## REQUIRED TASK
Where a line contains the word "relation", copy that line.

───

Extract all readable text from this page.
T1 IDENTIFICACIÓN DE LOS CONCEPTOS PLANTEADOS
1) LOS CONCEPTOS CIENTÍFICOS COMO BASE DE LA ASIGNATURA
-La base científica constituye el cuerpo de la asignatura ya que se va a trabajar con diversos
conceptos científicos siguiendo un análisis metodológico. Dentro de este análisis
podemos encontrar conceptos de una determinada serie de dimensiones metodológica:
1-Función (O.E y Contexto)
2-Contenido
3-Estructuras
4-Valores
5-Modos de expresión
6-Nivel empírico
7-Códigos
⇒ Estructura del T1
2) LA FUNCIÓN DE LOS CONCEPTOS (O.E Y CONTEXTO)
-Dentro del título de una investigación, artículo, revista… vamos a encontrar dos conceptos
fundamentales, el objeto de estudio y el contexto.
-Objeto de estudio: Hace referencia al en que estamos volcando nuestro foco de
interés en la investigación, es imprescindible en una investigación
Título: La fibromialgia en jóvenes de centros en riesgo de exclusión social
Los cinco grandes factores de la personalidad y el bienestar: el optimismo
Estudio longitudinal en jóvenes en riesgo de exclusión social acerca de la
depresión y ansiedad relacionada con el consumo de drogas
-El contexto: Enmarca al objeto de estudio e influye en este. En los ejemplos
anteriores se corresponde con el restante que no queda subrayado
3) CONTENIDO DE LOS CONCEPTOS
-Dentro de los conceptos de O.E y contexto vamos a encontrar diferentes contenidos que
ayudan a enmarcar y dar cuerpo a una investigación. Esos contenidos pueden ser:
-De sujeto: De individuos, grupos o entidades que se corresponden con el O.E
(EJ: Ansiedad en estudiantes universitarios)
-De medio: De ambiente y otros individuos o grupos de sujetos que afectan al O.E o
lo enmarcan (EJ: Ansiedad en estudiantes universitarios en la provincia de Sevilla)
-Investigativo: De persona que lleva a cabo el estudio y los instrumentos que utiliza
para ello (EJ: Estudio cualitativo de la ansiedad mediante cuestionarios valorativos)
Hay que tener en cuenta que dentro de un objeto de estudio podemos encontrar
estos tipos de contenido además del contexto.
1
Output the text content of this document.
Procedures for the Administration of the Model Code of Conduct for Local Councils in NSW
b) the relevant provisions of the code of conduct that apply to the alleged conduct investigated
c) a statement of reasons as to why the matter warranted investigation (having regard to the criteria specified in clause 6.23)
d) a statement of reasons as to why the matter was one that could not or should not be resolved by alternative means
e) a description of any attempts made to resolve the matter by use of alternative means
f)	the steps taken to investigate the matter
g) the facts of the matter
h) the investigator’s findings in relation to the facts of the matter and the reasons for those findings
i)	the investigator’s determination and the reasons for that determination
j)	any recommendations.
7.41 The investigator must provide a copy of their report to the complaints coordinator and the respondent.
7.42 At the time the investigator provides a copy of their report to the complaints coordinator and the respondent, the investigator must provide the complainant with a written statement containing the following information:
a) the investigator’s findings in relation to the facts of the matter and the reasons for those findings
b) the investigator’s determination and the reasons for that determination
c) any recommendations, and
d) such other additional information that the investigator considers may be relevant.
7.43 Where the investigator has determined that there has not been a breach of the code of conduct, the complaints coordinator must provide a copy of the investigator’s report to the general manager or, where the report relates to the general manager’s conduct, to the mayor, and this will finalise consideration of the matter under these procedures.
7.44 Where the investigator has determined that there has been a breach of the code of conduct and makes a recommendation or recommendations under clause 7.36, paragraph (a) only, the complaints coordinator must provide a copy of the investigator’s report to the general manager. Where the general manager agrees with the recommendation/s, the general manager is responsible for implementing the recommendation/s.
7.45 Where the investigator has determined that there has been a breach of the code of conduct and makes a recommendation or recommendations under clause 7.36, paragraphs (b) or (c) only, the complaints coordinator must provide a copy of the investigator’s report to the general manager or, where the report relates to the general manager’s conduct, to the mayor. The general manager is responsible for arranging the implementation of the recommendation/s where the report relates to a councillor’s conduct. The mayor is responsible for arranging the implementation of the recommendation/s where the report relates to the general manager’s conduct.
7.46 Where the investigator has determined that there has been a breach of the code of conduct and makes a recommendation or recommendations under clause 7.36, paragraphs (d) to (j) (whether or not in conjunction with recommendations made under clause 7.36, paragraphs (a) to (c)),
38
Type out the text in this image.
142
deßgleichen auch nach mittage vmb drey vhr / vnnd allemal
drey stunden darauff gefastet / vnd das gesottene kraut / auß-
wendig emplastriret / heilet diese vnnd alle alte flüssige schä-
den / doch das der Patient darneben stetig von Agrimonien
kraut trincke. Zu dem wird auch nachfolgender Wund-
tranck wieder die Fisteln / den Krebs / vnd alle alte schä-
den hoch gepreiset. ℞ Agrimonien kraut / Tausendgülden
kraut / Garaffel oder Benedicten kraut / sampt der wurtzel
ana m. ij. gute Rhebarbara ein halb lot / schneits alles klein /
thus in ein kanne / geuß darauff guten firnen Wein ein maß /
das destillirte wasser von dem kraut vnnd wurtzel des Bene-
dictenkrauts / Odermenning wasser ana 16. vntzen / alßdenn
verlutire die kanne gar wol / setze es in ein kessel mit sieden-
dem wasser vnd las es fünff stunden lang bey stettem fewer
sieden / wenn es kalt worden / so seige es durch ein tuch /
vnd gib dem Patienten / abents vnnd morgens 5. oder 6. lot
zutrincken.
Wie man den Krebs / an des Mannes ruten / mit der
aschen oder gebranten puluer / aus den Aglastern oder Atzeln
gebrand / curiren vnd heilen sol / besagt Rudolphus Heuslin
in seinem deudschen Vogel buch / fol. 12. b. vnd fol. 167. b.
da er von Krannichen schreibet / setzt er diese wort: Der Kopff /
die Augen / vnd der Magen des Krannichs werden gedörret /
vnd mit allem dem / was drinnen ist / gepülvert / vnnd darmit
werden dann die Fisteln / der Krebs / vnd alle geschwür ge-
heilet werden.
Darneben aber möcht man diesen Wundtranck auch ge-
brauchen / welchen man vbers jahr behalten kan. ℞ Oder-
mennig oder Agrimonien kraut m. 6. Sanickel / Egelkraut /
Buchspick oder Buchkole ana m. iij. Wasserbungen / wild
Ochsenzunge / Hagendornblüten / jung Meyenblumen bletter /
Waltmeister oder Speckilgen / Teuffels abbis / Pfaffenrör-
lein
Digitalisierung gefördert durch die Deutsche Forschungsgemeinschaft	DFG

───

## TASK RESULT
h) the investigator’s findings in relation to the facts of the matter and the reasons for those findings
a) the investigator’s findings in relation to the facts of the matter and the reasons for those findings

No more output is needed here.